Brano selezionato –
* * * * * * *

Le streghe di Salem (Rob Zombie, 2013)

Una DJ della cittadina di Salem riceve il disco de “I signori”, un inquietante vinile che presto la porterà al delirio… In breve. Dichiaratemente ispirato all’horror settantiano incentrato sul sovrannaturale, “The lords of Salem” è un film riuscito solo in parte: riesce a tenere viva l’attenzione dello spettatore (specialmente nelle deliranti scene allucinatorio-oniriche), ma possiede una trama davvero troppo scarna. Prevalentemente per i fan del regista e per pochissimi altri.

le-streghe-di-salem_coverDuole dover per forza elencare difetti di un lavoro di Rob Zombi, musicista di livello già in tempi non sospetti (vale la pena ascoltare almeno “La Sexorcisto Devil Music” e “Astro Creep 2000” dei suoi White Zombi per rendersene conto) oltre che regista di classe (La casa dei 1000 corpi) nonchè grande conoscitore del genere horror: eppure questo film non riesce, nonostante non mi sia proprio dispiaciuto, a convincermi del tutto. La storia, di per sè piuttosto promettente – una DJ che conduce un programma radiofonico su rock e metal, un disco “satanico”, un passato da tossicodipendente che possa giustificarne, almeno in parte, le visioni allucinatorie – poneva tutti i presupposti per un sano horror modello Tarantino-Rodriguez: eppure Zombi, con un budget ridotto all’osso ed un cast neanche malaccio (c’è anche Patricia Quinn, ovvero l’indimendicabile Magenta del Rocky Horror Picture Show), non fa decollare la storia. Cosa che ho osservato, peraltro, dimentica completamente l’ironia che caratterizzava parte delle sue precedenti opere, e lascia solo una enorme dose di grottesco, che pero’ assume una forma più di simbolismo incomprensibile oltre che, a dirla tutta, piuttosto gratuito e fuori bersaglio.

* * * * * * *

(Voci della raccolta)
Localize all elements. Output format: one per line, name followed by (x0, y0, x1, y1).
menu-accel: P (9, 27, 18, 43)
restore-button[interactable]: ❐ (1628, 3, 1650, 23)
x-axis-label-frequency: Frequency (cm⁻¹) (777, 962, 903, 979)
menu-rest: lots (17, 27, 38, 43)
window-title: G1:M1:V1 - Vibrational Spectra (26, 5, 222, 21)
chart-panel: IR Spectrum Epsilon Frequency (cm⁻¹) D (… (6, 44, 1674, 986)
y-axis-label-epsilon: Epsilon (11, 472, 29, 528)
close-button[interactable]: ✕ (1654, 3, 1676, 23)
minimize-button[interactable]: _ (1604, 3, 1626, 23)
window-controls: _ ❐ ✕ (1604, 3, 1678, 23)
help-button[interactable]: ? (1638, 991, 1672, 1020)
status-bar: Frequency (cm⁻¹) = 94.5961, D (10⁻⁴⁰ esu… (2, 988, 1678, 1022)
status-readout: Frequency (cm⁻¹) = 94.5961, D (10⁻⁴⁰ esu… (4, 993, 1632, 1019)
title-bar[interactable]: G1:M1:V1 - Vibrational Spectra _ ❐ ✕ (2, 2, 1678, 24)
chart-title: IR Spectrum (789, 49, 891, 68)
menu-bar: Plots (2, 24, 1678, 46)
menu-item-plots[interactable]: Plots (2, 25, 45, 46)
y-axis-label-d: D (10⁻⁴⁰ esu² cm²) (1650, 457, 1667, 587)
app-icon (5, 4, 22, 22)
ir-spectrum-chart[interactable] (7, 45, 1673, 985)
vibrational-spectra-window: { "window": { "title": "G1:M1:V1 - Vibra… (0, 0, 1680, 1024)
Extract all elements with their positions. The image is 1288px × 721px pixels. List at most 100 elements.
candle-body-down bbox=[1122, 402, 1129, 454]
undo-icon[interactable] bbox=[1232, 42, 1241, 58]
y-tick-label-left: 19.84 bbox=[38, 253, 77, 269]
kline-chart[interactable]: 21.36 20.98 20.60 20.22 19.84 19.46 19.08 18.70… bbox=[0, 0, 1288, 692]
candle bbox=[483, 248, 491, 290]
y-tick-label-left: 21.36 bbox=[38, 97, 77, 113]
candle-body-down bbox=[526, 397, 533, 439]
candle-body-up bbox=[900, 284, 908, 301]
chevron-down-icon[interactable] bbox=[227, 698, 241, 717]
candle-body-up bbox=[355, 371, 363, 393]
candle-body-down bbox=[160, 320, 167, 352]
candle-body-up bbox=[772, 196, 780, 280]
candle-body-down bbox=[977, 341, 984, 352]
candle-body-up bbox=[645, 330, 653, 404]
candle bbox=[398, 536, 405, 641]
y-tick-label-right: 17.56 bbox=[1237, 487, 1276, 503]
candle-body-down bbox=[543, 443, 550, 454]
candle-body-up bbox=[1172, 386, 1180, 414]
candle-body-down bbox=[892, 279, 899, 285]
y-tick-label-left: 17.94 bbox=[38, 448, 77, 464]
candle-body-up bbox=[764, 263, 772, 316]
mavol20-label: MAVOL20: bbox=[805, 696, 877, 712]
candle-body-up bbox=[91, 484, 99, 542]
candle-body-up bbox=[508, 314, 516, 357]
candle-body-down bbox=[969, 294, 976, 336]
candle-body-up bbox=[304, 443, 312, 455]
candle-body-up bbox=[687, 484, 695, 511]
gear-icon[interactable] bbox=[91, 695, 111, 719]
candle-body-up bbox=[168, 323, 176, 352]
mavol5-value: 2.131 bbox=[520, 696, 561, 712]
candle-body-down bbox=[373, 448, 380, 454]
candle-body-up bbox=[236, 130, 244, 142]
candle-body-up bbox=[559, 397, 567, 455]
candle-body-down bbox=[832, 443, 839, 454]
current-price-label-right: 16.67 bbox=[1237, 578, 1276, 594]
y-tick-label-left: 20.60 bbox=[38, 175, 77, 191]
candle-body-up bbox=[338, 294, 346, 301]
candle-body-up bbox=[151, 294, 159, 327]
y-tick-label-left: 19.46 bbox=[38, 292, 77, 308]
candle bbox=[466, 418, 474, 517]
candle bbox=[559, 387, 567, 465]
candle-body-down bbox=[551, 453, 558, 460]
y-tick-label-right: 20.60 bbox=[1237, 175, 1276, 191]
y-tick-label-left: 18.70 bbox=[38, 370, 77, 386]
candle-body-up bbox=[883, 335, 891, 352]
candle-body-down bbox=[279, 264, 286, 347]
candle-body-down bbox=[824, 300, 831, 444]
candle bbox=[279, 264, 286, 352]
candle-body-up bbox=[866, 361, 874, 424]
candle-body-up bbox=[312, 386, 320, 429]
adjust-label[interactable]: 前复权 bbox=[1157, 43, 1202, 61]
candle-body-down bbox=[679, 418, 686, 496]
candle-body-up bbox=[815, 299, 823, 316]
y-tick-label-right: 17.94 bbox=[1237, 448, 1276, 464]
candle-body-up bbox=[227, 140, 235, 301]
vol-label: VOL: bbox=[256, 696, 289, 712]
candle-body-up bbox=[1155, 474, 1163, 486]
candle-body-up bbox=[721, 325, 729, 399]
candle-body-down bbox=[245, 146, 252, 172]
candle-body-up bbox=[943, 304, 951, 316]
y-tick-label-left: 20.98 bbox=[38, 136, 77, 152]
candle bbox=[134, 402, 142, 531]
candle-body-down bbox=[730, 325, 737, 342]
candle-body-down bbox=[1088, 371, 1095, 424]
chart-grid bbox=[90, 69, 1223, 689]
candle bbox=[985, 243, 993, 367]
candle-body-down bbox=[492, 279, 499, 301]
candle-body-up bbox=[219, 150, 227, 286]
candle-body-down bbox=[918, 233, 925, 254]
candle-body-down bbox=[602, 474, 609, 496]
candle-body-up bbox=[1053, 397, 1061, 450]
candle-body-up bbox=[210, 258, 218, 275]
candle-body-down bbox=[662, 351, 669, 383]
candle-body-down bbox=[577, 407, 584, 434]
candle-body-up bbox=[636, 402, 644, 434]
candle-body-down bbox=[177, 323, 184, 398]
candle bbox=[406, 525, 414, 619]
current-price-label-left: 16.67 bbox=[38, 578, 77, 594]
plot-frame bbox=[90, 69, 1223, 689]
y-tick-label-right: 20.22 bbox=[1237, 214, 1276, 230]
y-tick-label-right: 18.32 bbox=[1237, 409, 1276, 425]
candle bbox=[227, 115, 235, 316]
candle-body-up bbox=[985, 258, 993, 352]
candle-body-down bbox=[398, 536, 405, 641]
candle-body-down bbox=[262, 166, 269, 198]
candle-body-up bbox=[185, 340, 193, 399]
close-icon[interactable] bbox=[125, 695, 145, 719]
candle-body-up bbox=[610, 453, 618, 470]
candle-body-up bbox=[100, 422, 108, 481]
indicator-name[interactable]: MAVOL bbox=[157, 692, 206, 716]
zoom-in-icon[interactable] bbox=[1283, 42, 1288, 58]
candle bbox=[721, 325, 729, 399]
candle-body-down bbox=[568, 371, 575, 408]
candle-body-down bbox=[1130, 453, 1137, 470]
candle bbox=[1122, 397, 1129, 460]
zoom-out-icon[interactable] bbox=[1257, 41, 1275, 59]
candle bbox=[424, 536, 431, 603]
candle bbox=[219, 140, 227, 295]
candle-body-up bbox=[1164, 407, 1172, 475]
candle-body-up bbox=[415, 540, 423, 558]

* * * * * * *

Riporti il passo della recensione a partire da "Una DJ della" fino a "per pochissimi altri.", rinominando "vinile" in "trentatré giri". Si attenga esclusivamente alla recensione, senza ricorrere al materiale.

Una DJ della cittadina di Salem riceve il disco de “I signori”, un inquietante trentatré giri che presto la porterà al delirio… In breve. Dichiaratemente ispirato all’horror settantiano incentrato sul sovrannaturale, “The lords of Salem” è un film riuscito solo in parte: riesce a tenere viva l’attenzione dello spettatore (specialmente nelle deliranti scene allucinatorio-oniriche), ma possiede una trama davvero troppo scarna. Prevalentemente per i fan del regista e per pochissimi altri.